* Task requirements:
Select, from the material below, each line with "this" in it.

* Excerpts from a figure dataset:

**********

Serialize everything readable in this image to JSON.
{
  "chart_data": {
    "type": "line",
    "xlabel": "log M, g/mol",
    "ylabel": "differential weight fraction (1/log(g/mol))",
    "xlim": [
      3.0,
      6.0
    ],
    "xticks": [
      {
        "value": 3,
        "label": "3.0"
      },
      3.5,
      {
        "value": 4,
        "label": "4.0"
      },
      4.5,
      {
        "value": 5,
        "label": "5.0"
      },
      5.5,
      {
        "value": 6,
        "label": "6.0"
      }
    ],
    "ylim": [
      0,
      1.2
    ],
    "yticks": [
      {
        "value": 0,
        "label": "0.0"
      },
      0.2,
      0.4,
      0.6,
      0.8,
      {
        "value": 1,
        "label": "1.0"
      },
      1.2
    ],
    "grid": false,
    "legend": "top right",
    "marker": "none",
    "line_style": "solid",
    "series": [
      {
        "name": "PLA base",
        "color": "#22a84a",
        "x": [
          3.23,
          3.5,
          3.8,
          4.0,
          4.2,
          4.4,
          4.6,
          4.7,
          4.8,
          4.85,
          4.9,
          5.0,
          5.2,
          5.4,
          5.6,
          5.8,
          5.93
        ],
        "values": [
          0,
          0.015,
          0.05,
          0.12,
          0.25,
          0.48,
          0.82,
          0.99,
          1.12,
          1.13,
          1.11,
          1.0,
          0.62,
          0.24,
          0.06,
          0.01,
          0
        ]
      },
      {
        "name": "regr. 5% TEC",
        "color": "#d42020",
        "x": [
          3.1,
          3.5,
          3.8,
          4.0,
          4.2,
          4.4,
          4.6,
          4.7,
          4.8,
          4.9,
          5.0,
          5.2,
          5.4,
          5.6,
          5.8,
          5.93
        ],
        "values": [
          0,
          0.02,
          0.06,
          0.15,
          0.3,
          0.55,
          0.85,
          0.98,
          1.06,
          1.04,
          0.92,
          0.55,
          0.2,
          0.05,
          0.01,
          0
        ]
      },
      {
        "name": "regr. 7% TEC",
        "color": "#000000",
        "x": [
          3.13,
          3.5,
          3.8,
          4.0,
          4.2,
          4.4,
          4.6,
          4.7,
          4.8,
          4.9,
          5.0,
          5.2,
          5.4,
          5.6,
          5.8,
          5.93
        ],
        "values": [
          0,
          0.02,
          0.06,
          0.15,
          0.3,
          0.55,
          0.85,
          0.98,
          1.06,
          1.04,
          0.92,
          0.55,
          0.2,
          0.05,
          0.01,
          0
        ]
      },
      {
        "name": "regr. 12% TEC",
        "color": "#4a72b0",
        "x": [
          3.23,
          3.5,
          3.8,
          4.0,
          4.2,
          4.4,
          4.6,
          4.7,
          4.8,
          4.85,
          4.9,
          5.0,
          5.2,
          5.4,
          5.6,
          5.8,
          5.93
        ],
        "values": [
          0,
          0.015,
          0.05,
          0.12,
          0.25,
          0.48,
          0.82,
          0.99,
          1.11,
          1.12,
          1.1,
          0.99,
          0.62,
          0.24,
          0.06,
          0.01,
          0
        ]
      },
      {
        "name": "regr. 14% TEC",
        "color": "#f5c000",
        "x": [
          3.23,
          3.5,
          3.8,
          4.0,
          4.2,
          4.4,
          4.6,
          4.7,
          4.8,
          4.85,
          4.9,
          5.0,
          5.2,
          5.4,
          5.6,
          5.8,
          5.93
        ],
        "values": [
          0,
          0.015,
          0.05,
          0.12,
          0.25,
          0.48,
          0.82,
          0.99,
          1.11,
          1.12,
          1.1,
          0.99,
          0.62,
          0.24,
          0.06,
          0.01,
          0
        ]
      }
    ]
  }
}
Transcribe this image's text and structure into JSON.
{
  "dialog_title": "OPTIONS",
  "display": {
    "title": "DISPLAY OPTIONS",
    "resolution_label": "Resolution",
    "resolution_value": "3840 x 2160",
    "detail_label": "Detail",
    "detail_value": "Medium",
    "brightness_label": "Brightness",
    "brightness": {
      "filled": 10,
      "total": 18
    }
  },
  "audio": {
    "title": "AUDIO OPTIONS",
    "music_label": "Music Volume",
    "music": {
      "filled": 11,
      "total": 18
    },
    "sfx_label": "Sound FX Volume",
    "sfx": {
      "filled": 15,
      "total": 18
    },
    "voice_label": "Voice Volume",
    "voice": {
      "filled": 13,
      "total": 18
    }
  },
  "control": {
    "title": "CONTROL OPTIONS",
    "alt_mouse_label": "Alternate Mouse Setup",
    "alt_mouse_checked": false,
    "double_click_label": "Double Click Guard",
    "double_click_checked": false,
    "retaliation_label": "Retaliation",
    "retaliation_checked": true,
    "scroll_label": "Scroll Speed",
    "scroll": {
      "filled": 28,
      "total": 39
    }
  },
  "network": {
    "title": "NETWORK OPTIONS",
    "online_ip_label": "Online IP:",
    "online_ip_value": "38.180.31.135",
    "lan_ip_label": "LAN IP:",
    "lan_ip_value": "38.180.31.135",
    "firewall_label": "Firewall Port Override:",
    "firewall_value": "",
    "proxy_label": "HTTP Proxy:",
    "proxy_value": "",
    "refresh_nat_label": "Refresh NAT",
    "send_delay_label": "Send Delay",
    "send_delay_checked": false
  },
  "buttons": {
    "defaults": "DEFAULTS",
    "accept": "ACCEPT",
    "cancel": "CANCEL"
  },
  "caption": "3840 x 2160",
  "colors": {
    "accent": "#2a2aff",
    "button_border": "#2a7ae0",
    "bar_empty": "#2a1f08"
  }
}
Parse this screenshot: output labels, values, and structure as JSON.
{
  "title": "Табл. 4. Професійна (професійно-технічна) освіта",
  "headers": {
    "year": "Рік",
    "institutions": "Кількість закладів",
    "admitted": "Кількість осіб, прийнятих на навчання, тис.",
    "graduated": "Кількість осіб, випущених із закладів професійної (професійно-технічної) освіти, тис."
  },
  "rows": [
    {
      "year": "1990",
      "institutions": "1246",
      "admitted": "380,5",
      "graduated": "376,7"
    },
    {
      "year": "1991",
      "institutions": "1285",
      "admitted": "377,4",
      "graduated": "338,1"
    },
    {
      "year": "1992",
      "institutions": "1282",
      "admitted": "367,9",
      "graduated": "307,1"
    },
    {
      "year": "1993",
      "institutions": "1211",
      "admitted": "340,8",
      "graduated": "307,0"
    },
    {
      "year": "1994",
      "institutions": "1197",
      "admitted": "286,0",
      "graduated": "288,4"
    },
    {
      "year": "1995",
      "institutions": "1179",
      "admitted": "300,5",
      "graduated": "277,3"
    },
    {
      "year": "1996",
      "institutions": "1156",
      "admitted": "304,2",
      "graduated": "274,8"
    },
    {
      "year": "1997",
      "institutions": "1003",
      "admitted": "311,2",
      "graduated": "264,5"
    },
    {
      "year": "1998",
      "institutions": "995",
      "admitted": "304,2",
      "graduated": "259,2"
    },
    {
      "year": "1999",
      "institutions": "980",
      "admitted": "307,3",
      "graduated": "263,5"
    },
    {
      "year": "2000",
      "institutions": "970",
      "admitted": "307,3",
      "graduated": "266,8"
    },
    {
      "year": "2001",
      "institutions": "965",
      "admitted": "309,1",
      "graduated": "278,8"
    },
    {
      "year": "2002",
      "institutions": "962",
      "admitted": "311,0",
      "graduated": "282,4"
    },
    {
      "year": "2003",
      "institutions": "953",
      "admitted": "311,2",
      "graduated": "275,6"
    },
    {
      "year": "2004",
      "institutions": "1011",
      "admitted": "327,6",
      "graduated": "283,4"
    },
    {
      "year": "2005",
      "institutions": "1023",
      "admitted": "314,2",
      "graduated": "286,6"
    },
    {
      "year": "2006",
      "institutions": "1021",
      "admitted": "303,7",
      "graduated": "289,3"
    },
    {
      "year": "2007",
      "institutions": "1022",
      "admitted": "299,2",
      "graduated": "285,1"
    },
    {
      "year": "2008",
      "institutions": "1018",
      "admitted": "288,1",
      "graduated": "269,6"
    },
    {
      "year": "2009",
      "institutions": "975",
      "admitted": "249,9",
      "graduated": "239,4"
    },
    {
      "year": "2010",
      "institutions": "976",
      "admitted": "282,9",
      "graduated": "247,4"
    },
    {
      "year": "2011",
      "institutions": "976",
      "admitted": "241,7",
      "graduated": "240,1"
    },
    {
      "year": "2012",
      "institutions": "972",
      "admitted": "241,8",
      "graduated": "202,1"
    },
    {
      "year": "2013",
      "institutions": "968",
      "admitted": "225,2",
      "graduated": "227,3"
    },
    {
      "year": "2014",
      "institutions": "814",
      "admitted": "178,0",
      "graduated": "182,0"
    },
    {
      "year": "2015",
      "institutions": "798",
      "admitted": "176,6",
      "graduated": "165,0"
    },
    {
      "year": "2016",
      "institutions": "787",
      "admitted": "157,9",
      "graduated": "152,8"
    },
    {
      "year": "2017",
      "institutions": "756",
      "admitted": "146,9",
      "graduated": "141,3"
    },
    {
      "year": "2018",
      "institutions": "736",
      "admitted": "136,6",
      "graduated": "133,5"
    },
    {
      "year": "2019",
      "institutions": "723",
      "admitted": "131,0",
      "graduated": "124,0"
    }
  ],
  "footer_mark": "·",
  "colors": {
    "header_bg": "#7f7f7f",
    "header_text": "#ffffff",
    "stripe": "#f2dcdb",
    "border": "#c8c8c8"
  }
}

**********

* Solved exercise:
Serialize everything readable in this image to JSON.
Transcribe this image's text and structure into JSON.
Parse this screenshot: output labels, values, and structure as JSON.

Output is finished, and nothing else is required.